[Stored entries]
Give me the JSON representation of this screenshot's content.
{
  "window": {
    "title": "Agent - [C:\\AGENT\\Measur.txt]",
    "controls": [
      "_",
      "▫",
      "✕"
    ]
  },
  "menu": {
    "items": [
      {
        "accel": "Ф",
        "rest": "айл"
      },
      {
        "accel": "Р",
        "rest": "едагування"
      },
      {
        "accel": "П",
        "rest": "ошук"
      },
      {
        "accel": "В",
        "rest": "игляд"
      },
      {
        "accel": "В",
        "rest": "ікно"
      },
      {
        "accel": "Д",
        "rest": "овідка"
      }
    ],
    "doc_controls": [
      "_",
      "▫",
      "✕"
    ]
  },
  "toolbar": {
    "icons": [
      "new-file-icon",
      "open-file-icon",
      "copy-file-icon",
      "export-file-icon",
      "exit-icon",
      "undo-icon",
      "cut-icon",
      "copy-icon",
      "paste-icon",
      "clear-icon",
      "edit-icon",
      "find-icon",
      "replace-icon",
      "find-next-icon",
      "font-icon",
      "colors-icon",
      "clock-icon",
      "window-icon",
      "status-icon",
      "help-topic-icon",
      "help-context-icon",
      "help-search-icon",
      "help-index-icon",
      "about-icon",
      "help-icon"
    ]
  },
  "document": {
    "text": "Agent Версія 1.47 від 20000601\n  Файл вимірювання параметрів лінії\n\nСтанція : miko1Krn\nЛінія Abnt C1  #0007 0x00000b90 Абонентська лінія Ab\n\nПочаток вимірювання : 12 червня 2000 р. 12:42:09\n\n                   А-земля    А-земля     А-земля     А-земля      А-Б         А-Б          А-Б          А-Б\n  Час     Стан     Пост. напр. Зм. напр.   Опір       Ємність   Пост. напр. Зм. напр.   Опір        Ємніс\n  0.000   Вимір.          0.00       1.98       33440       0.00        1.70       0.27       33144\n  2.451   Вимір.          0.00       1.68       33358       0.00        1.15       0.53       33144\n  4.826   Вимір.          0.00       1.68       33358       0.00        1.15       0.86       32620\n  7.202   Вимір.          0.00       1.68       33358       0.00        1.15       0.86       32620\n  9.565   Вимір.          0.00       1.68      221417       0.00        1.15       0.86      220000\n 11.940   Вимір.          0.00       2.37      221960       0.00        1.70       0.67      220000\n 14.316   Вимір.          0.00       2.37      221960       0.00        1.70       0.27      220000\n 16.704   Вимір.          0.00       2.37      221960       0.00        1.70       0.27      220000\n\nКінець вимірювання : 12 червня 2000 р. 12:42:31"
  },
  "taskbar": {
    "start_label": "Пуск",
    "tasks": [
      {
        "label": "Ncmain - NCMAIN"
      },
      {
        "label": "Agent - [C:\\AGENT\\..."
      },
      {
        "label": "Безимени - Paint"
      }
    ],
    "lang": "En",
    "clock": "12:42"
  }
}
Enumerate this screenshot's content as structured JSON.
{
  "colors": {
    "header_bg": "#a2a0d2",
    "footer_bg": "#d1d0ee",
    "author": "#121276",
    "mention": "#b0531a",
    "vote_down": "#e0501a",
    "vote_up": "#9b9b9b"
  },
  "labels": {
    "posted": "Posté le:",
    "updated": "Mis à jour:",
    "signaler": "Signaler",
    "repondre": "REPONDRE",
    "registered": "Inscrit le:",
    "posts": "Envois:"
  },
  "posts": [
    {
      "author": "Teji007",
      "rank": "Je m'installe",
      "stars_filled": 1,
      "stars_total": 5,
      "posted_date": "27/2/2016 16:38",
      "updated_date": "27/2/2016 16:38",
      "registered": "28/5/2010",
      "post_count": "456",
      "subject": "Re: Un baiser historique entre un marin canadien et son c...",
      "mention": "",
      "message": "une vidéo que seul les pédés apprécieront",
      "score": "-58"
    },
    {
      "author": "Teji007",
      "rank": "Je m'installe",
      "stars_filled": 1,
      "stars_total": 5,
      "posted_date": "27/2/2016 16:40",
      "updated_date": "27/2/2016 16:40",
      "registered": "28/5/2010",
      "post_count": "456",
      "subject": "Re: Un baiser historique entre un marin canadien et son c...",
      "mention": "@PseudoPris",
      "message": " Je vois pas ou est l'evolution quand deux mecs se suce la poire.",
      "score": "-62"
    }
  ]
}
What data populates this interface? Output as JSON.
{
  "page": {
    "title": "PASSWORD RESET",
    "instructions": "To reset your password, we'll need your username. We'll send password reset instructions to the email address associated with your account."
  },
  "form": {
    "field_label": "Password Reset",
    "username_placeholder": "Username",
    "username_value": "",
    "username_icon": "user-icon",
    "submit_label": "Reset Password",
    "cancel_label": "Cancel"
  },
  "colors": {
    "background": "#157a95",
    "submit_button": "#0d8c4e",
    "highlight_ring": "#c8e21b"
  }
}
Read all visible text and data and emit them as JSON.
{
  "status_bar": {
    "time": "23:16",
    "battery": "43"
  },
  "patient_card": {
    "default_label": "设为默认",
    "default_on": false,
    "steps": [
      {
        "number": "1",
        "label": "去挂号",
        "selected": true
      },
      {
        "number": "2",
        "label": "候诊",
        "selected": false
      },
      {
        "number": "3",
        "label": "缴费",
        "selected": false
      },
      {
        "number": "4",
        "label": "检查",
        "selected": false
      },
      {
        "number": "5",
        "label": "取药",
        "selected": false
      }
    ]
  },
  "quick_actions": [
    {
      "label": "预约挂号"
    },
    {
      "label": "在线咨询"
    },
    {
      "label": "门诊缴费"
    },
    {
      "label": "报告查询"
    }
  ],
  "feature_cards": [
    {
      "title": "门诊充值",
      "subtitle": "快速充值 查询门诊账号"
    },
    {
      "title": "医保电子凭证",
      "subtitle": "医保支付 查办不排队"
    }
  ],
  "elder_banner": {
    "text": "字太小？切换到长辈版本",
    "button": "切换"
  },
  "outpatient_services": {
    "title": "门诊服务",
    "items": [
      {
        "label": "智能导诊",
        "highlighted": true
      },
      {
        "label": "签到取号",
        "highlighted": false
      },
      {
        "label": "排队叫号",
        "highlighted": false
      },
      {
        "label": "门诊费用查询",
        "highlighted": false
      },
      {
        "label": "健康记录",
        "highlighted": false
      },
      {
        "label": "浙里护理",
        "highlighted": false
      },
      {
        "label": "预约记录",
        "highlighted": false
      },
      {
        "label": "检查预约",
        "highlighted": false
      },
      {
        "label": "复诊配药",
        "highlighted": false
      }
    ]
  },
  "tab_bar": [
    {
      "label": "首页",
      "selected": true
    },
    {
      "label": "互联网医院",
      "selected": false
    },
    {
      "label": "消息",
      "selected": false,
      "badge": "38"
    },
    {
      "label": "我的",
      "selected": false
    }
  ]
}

- _WHAT THE EXERCISE ASKS_:
Reproduce the records above exactly.

- _OUTPUT FOR THIS EXERCISE_:
Give me the JSON representation of this screenshot's content.
{
  "window": {
    "title": "Agent - [C:\\AGENT\\Measur.txt]",
    "controls": [
      "_",
      "▫",
      "✕"
    ]
  },
  "menu": {
    "items": [
      {
        "accel": "Ф",
        "rest": "айл"
      },
      {
        "accel": "Р",
        "rest": "едагування"
      },
      {
        "accel": "П",
        "rest": "ошук"
      },
      {
        "accel": "В",
        "rest": "игляд"
      },
      {
        "accel": "В",
        "rest": "ікно"
      },
      {
        "accel": "Д",
        "rest": "овідка"
      }
    ],
    "doc_controls": [
      "_",
      "▫",
      "✕"
    ]
  },
  "toolbar": {
    "icons": [
      "new-file-icon",
      "open-file-icon",
      "copy-file-icon",
      "export-file-icon",
      "exit-icon",
      "undo-icon",
      "cut-icon",
      "copy-icon",
      "paste-icon",
      "clear-icon",
      "edit-icon",
      "find-icon",
      "replace-icon",
      "find-next-icon",
      "font-icon",
      "colors-icon",
      "clock-icon",
      "window-icon",
      "status-icon",
      "help-topic-icon",
      "help-context-icon",
      "help-search-icon",
      "help-index-icon",
      "about-icon",
      "help-icon"
    ]
  },
  "document": {
    "text": "Agent Версія 1.47 від 20000601\n  Файл вимірювання параметрів лінії\n\nСтанція : miko1Krn\nЛінія Abnt C1  #0007 0x00000b90 Абонентська лінія Ab\n\nПочаток вимірювання : 12 червня 2000 р. 12:42:09\n\n                   А-земля    А-земля     А-земля     А-земля      А-Б         А-Б          А-Б          А-Б\n  Час     Стан     Пост. напр. Зм. напр.   Опір       Ємність   Пост. напр. Зм. напр.   Опір        Ємніс\n  0.000   Вимір.          0.00       1.98       33440       0.00        1.70       0.27       33144\n  2.451   Вимір.          0.00       1.68       33358       0.00        1.15       0.53       33144\n  4.826   Вимір.          0.00       1.68       33358       0.00        1.15       0.86       32620\n  7.202   Вимір.          0.00       1.68       33358       0.00        1.15       0.86       32620\n  9.565   Вимір.          0.00       1.68      221417       0.00        1.15       0.86      220000\n 11.940   Вимір.          0.00       2.37      221960       0.00        1.70       0.67      220000\n 14.316   Вимір.          0.00       2.37      221960       0.00        1.70       0.27      220000\n 16.704   Вимір.          0.00       2.37      221960       0.00        1.70       0.27      220000\n\nКінець вимірювання : 12 червня 2000 р. 12:42:31"
  },
  "taskbar": {
    "start_label": "Пуск",
    "tasks": [
      {
        "label": "Ncmain - NCMAIN"
      },
      {
        "label": "Agent - [C:\\AGENT\\..."
      },
      {
        "label": "Безимени - Paint"
      }
    ],
    "lang": "En",
    "clock": "12:42"
  }
}
Enumerate this screenshot's content as structured JSON.
{
  "colors": {
    "header_bg": "#a2a0d2",
    "footer_bg": "#d1d0ee",
    "author": "#121276",
    "mention": "#b0531a",
    "vote_down": "#e0501a",
    "vote_up": "#9b9b9b"
  },
  "labels": {
    "posted": "Posté le:",
    "updated": "Mis à jour:",
    "signaler": "Signaler",
    "repondre": "REPONDRE",
    "registered": "Inscrit le:",
    "posts": "Envois:"
  },
  "posts": [
    {
      "author": "Teji007",
      "rank": "Je m'installe",
      "stars_filled": 1,
      "stars_total": 5,
      "posted_date": "27/2/2016 16:38",
      "updated_date": "27/2/2016 16:38",
      "registered": "28/5/2010",
      "post_count": "456",
      "subject": "Re: Un baiser historique entre un marin canadien et son c...",
      "mention": "",
      "message": "une vidéo que seul les pédés apprécieront",
      "score": "-58"
    },
    {
      "author": "Teji007",
      "rank": "Je m'installe",
      "stars_filled": 1,
      "stars_total": 5,
      "posted_date": "27/2/2016 16:40",
      "updated_date": "27/2/2016 16:40",
      "registered": "28/5/2010",
      "post_count": "456",
      "subject": "Re: Un baiser historique entre un marin canadien et son c...",
      "mention": "@PseudoPris",
      "message": " Je vois pas ou est l'evolution quand deux mecs se suce la poire.",
      "score": "-62"
    }
  ]
}
What data populates this interface? Output as JSON.
{
  "page": {
    "title": "PASSWORD RESET",
    "instructions": "To reset your password, we'll need your username. We'll send password reset instructions to the email address associated with your account."
  },
  "form": {
    "field_label": "Password Reset",
    "username_placeholder": "Username",
    "username_value": "",
    "username_icon": "user-icon",
    "submit_label": "Reset Password",
    "cancel_label": "Cancel"
  },
  "colors": {
    "background": "#157a95",
    "submit_button": "#0d8c4e",
    "highlight_ring": "#c8e21b"
  }
}
Read all visible text and data and emit them as JSON.
{
  "status_bar": {
    "time": "23:16",
    "battery": "43"
  },
  "patient_card": {
    "default_label": "设为默认",
    "default_on": false,
    "steps": [
      {
        "number": "1",
        "label": "去挂号",
        "selected": true
      },
      {
        "number": "2",
        "label": "候诊",
        "selected": false
      },
      {
        "number": "3",
        "label": "缴费",
        "selected": false
      },
      {
        "number": "4",
        "label": "检查",
        "selected": false
      },
      {
        "number": "5",
        "label": "取药",
        "selected": false
      }
    ]
  },
  "quick_actions": [
    {
      "label": "预约挂号"
    },
    {
      "label": "在线咨询"
    },
    {
      "label": "门诊缴费"
    },
    {
      "label": "报告查询"
    }
  ],
  "feature_cards": [
    {
      "title": "门诊充值",
      "subtitle": "快速充值 查询门诊账号"
    },
    {
      "title": "医保电子凭证",
      "subtitle": "医保支付 查办不排队"
    }
  ],
  "elder_banner": {
    "text": "字太小？切换到长辈版本",
    "button": "切换"
  },
  "outpatient_services": {
    "title": "门诊服务",
    "items": [
      {
        "label": "智能导诊",
        "highlighted": true
      },
      {
        "label": "签到取号",
        "highlighted": false
      },
      {
        "label": "排队叫号",
        "highlighted": false
      },
      {
        "label": "门诊费用查询",
        "highlighted": false
      },
      {
        "label": "健康记录",
        "highlighted": false
      },
      {
        "label": "浙里护理",
        "highlighted": false
      },
      {
        "label": "预约记录",
        "highlighted": false
      },
      {
        "label": "检查预约",
        "highlighted": false
      },
      {
        "label": "复诊配药",
        "highlighted": false
      }
    ]
  },
  "tab_bar": [
    {
      "label": "首页",
      "selected": true
    },
    {
      "label": "互联网医院",
      "selected": false
    },
    {
      "label": "消息",
      "selected": false,
      "badge": "38"
    },
    {
      "label": "我的",
      "selected": false
    }
  ]
}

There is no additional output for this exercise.